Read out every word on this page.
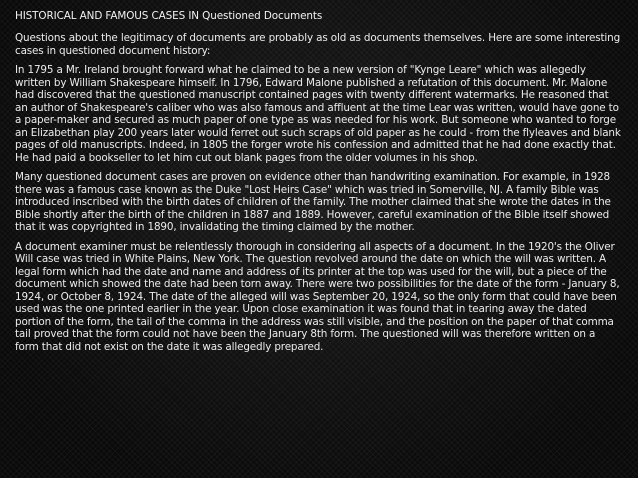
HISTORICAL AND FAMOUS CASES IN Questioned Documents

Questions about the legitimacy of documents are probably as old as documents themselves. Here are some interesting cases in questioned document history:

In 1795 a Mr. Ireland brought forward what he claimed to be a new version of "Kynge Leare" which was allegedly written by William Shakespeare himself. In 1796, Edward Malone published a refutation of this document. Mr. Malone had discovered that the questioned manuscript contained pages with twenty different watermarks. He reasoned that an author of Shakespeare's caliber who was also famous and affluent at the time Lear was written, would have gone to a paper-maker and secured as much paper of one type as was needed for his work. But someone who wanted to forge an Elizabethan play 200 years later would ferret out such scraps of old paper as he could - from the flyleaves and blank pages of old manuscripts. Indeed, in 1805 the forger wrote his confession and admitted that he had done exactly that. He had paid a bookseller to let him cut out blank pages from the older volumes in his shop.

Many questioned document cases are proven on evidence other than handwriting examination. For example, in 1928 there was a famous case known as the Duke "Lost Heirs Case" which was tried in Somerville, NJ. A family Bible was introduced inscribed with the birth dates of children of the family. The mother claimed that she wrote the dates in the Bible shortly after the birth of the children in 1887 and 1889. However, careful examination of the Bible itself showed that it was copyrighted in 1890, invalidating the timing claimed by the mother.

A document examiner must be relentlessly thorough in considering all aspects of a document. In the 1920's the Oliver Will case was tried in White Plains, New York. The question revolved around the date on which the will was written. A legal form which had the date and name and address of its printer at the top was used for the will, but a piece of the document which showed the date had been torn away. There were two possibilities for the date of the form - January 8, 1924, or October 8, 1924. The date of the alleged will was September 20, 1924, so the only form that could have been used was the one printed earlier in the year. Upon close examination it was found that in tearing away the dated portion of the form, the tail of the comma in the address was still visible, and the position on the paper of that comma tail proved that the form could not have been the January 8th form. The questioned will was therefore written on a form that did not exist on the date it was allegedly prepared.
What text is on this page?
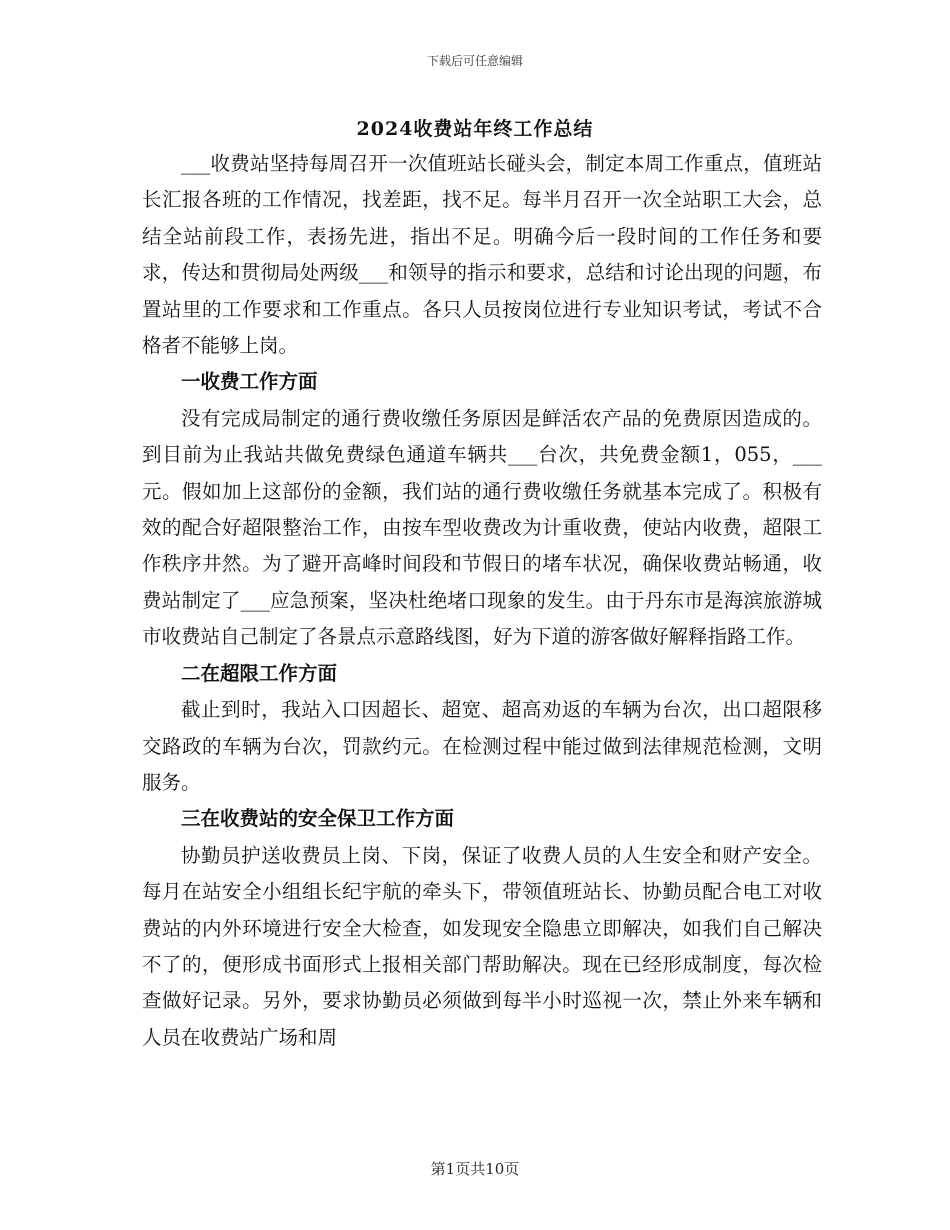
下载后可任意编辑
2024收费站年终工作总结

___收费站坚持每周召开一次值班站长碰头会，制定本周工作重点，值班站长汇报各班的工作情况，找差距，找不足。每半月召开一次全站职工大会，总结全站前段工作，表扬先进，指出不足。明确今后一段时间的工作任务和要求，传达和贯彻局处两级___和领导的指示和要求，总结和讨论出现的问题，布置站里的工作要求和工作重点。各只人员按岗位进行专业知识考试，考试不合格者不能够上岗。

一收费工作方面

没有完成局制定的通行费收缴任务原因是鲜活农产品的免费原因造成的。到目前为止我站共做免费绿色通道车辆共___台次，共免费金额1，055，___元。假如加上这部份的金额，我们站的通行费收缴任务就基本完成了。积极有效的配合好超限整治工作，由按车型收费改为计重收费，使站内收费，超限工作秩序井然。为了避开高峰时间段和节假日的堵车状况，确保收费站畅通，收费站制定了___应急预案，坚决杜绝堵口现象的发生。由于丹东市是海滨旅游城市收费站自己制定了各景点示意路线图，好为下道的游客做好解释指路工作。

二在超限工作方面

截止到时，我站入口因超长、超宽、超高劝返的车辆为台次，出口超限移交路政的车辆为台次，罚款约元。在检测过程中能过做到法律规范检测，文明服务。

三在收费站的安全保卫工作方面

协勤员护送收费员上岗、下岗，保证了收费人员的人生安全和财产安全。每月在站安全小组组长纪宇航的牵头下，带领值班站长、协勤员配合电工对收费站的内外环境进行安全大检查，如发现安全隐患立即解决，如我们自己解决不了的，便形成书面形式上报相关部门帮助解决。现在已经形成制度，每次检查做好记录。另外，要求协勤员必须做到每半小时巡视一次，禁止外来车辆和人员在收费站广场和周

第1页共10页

───

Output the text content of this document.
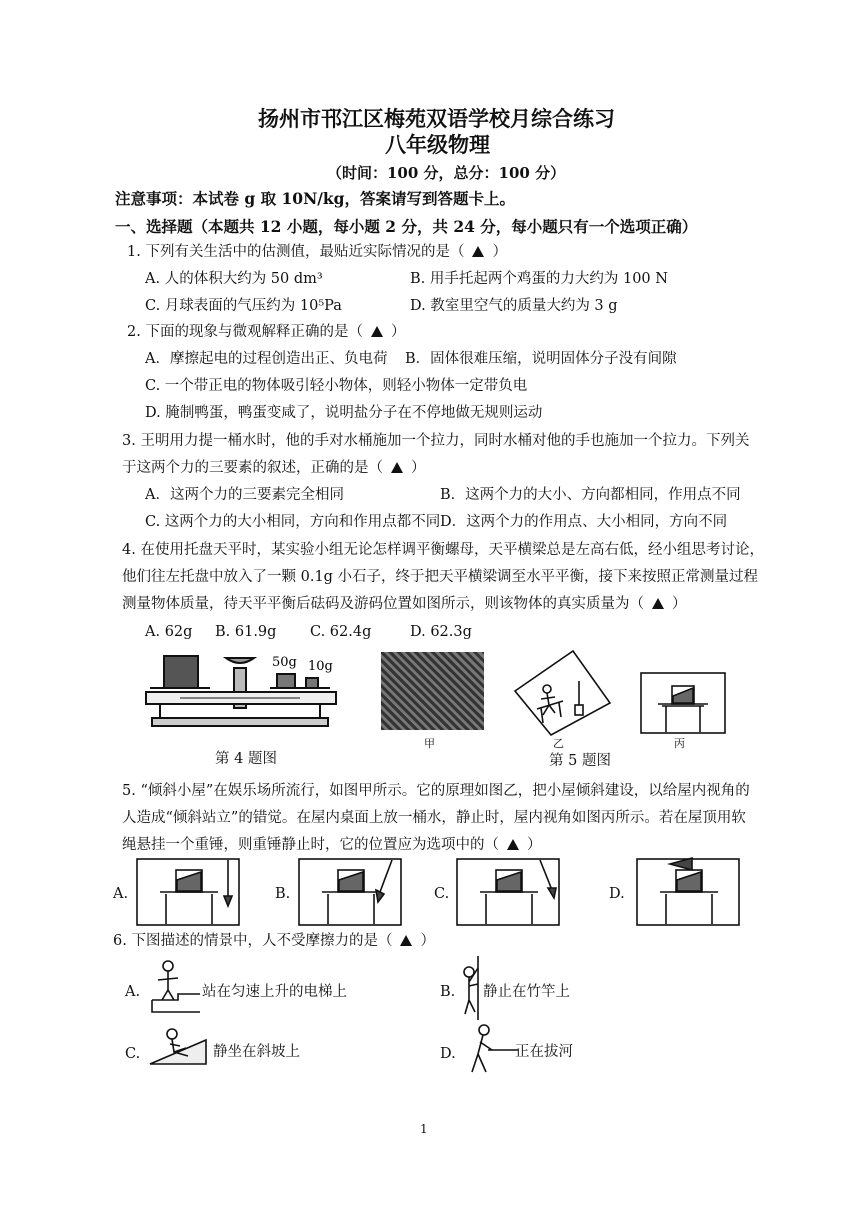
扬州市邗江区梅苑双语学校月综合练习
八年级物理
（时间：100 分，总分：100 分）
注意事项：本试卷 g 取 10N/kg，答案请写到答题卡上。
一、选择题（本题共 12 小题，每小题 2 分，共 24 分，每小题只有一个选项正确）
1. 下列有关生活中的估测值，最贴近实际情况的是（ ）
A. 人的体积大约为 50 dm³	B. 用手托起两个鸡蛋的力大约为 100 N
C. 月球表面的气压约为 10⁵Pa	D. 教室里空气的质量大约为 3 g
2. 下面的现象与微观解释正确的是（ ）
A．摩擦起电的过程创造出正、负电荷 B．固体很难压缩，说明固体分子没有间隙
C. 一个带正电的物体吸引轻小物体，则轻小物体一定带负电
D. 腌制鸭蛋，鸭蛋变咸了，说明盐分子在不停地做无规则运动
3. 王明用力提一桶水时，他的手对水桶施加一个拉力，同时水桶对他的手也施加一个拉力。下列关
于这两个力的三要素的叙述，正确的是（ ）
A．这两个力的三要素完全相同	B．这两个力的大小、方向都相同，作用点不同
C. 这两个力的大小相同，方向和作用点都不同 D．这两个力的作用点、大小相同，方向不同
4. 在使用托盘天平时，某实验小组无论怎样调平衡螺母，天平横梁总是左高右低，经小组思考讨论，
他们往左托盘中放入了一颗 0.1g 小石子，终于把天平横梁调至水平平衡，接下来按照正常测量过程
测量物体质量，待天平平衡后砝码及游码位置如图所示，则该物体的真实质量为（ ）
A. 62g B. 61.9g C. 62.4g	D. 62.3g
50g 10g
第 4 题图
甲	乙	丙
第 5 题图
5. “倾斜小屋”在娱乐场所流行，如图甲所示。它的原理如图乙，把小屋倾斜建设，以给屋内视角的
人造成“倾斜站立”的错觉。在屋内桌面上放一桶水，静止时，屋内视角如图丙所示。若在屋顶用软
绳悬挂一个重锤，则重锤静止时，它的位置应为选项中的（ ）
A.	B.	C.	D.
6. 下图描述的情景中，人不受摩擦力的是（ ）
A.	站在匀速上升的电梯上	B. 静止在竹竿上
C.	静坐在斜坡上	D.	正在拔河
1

───

YOUR GOAL - Where a line in the material contains "this", copy that line.

SOLUTION -
Read out every word on this page.
In 1795 a Mr. Ireland brought forward what he claimed to be a new version of "Kynge Leare" which was allegedly written by William Shakespeare himself. In 1796, Edward Malone published a refutation of this document. Mr. Malone had discovered that the questioned manuscript contained pages with twenty different watermarks. He reasoned that an author of Shakespeare's caliber who was also famous and affluent at the time Lear was written, would have gone to a paper-maker and secured as much paper of one type as was needed for his work. But someone who wanted to forge an Elizabethan play 200 years later would ferret out such scraps of old paper as he could - from the flyleaves and blank pages of old manuscripts. Indeed, in 1805 the forger wrote his confession and admitted that he had done exactly that. He had paid a bookseller to let him cut out blank pages from the older volumes in his shop.
What text is on this page?
Output the text content of this document.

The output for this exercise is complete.